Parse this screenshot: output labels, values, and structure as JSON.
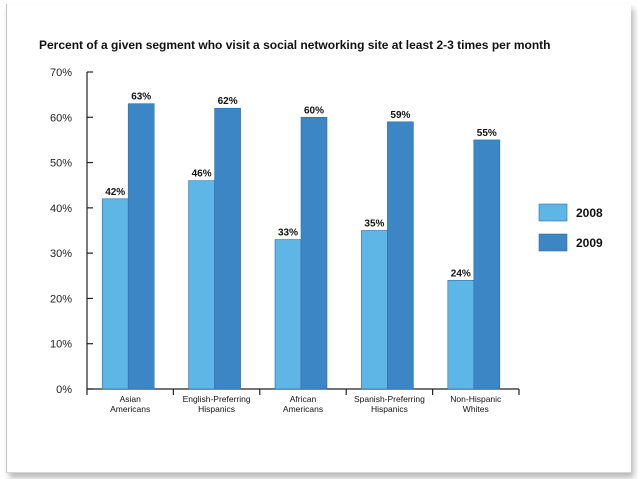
{
  "chart_data": {
    "type": "bar",
    "title": "Percent of a given segment who visit a social networking site at least 2-3 times per month",
    "categories": [
      [
        "Asian",
        "Americans"
      ],
      [
        "English-Preferring",
        "Hispanics"
      ],
      [
        "African",
        "Americans"
      ],
      [
        "Spanish-Preferring",
        "Hispanics"
      ],
      [
        "Non-Hispanic",
        "Whites"
      ]
    ],
    "series": [
      {
        "name": "2008",
        "values": [
          42,
          46,
          33,
          35,
          24
        ],
        "labels": [
          "42%",
          "46%",
          "33%",
          "35%",
          "24%"
        ],
        "color": "#5db6e6"
      },
      {
        "name": "2009",
        "values": [
          63,
          62,
          60,
          59,
          55
        ],
        "labels": [
          "63%",
          "62%",
          "60%",
          "59%",
          "55%"
        ],
        "color": "#3d86c6"
      }
    ],
    "ylim": [
      0,
      70
    ],
    "yticks": [
      0,
      10,
      20,
      30,
      40,
      50,
      60,
      70
    ],
    "ytick_labels": [
      "0%",
      "10%",
      "20%",
      "30%",
      "40%",
      "50%",
      "60%",
      "70%"
    ],
    "xlabel": "",
    "ylabel": "",
    "grid": false,
    "legend_position": "right"
  }
}
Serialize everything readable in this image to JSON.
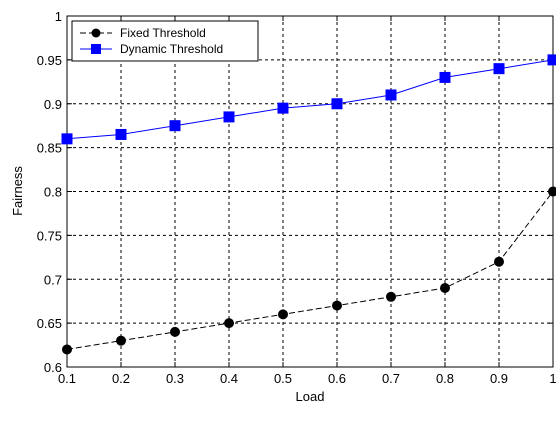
{
  "chart_data": {
    "type": "line",
    "xlabel": "Load",
    "ylabel": "Fairness",
    "xlim": [
      0.1,
      1
    ],
    "ylim": [
      0.6,
      1
    ],
    "x_ticks": [
      "0.1",
      "0.2",
      "0.3",
      "0.4",
      "0.5",
      "0.6",
      "0.7",
      "0.8",
      "0.9",
      "1"
    ],
    "y_ticks": [
      "0.6",
      "0.65",
      "0.7",
      "0.75",
      "0.8",
      "0.85",
      "0.9",
      "0.95",
      "1"
    ],
    "grid": true,
    "legend_position": "top-left",
    "x": [
      0.1,
      0.2,
      0.3,
      0.4,
      0.5,
      0.6,
      0.7,
      0.8,
      0.9,
      1.0
    ],
    "series": [
      {
        "name": "Fixed Threshold",
        "color": "#000000",
        "marker": "circle",
        "line_style": "dashed",
        "values": [
          0.62,
          0.63,
          0.64,
          0.65,
          0.66,
          0.67,
          0.68,
          0.69,
          0.72,
          0.8
        ]
      },
      {
        "name": "Dynamic Threshold",
        "color": "#0000ff",
        "marker": "square",
        "line_style": "solid",
        "values": [
          0.86,
          0.865,
          0.875,
          0.885,
          0.895,
          0.9,
          0.91,
          0.93,
          0.94,
          0.95
        ]
      }
    ]
  }
}
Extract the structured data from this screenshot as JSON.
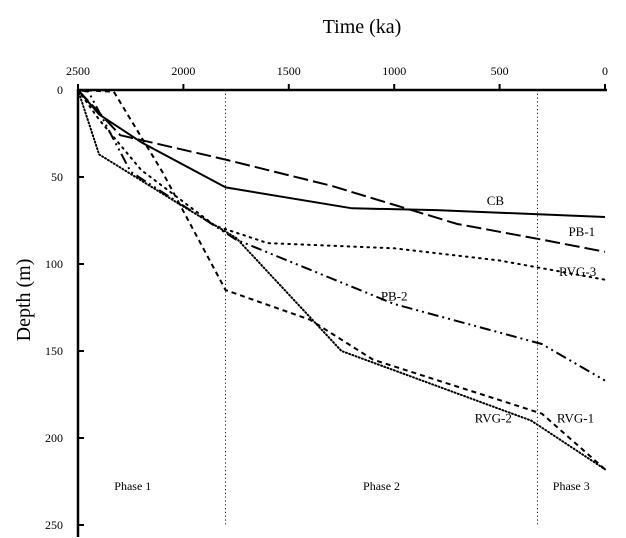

• • • •

● Task description:
Leaving aside the images, write out the entries above word for word.

● Finished answer:
Parse this screenshot: output labels, values, and structure as JSON.
{
  "chart_data": {
    "type": "bar",
    "title": "Percent of a given segment who visit a social networking site at least 2-3 times per month",
    "categories": [
      [
        "Asian",
        "Americans"
      ],
      [
        "English-Preferring",
        "Hispanics"
      ],
      [
        "African",
        "Americans"
      ],
      [
        "Spanish-Preferring",
        "Hispanics"
      ],
      [
        "Non-Hispanic",
        "Whites"
      ]
    ],
    "series": [
      {
        "name": "2008",
        "values": [
          42,
          46,
          33,
          35,
          24
        ],
        "labels": [
          "42%",
          "46%",
          "33%",
          "35%",
          "24%"
        ],
        "color": "#5db6e6"
      },
      {
        "name": "2009",
        "values": [
          63,
          62,
          60,
          59,
          55
        ],
        "labels": [
          "63%",
          "62%",
          "60%",
          "59%",
          "55%"
        ],
        "color": "#3d86c6"
      }
    ],
    "ylim": [
      0,
      70
    ],
    "yticks": [
      0,
      10,
      20,
      30,
      40,
      50,
      60,
      70
    ],
    "ytick_labels": [
      "0%",
      "10%",
      "20%",
      "30%",
      "40%",
      "50%",
      "60%",
      "70%"
    ],
    "xlabel": "",
    "ylabel": "",
    "grid": false,
    "legend_position": "right"
  }
}
Serialize everything readable in this image to JSON.
{
  "chart_data": {
    "type": "line",
    "xlabel": "Load",
    "ylabel": "Fairness",
    "xlim": [
      0.1,
      1
    ],
    "ylim": [
      0.6,
      1
    ],
    "x_ticks": [
      "0.1",
      "0.2",
      "0.3",
      "0.4",
      "0.5",
      "0.6",
      "0.7",
      "0.8",
      "0.9",
      "1"
    ],
    "y_ticks": [
      "0.6",
      "0.65",
      "0.7",
      "0.75",
      "0.8",
      "0.85",
      "0.9",
      "0.95",
      "1"
    ],
    "grid": true,
    "legend_position": "top-left",
    "x": [
      0.1,
      0.2,
      0.3,
      0.4,
      0.5,
      0.6,
      0.7,
      0.8,
      0.9,
      1.0
    ],
    "series": [
      {
        "name": "Fixed Threshold",
        "color": "#000000",
        "marker": "circle",
        "line_style": "dashed",
        "values": [
          0.62,
          0.63,
          0.64,
          0.65,
          0.66,
          0.67,
          0.68,
          0.69,
          0.72,
          0.8
        ]
      },
      {
        "name": "Dynamic Threshold",
        "color": "#0000ff",
        "marker": "square",
        "line_style": "solid",
        "values": [
          0.86,
          0.865,
          0.875,
          0.885,
          0.895,
          0.9,
          0.91,
          0.93,
          0.94,
          0.95
        ]
      }
    ]
  }
}
Extract the structured data from this screenshot as JSON.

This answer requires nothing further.